### WHAT THIS TASK INVOLVES
Reproduce the listing that follows with no differences at all.

### DATA TO USE

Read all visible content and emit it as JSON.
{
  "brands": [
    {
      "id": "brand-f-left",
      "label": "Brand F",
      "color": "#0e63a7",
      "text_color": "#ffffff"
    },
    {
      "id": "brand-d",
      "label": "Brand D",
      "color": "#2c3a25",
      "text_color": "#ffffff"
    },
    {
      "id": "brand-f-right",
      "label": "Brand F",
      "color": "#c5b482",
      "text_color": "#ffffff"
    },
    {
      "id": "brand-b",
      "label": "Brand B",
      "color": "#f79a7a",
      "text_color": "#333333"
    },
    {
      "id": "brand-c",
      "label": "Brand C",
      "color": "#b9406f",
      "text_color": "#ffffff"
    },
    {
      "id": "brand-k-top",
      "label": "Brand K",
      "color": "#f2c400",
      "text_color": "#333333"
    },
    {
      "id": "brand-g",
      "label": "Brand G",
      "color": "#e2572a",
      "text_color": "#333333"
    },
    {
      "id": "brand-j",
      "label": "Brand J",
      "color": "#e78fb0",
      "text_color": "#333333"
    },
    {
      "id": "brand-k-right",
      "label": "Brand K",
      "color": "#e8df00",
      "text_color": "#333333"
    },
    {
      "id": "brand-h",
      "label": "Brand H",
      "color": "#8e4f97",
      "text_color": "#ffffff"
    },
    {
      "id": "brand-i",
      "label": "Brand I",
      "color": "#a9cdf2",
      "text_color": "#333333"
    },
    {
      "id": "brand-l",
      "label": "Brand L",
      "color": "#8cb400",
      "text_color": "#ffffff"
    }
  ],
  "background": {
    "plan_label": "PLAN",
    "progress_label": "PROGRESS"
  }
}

### ANSWER TO THE TASK
Read all visible content and emit it as JSON.
{
  "brands": [
    {
      "id": "brand-f-left",
      "label": "Brand F",
      "color": "#0e63a7",
      "text_color": "#ffffff"
    },
    {
      "id": "brand-d",
      "label": "Brand D",
      "color": "#2c3a25",
      "text_color": "#ffffff"
    },
    {
      "id": "brand-f-right",
      "label": "Brand F",
      "color": "#c5b482",
      "text_color": "#ffffff"
    },
    {
      "id": "brand-b",
      "label": "Brand B",
      "color": "#f79a7a",
      "text_color": "#333333"
    },
    {
      "id": "brand-c",
      "label": "Brand C",
      "color": "#b9406f",
      "text_color": "#ffffff"
    },
    {
      "id": "brand-k-top",
      "label": "Brand K",
      "color": "#f2c400",
      "text_color": "#333333"
    },
    {
      "id": "brand-g",
      "label": "Brand G",
      "color": "#e2572a",
      "text_color": "#333333"
    },
    {
      "id": "brand-j",
      "label": "Brand J",
      "color": "#e78fb0",
      "text_color": "#333333"
    },
    {
      "id": "brand-k-right",
      "label": "Brand K",
      "color": "#e8df00",
      "text_color": "#333333"
    },
    {
      "id": "brand-h",
      "label": "Brand H",
      "color": "#8e4f97",
      "text_color": "#ffffff"
    },
    {
      "id": "brand-i",
      "label": "Brand I",
      "color": "#a9cdf2",
      "text_color": "#333333"
    },
    {
      "id": "brand-l",
      "label": "Brand L",
      "color": "#8cb400",
      "text_color": "#ffffff"
    }
  ],
  "background": {
    "plan_label": "PLAN",
    "progress_label": "PROGRESS"
  }
}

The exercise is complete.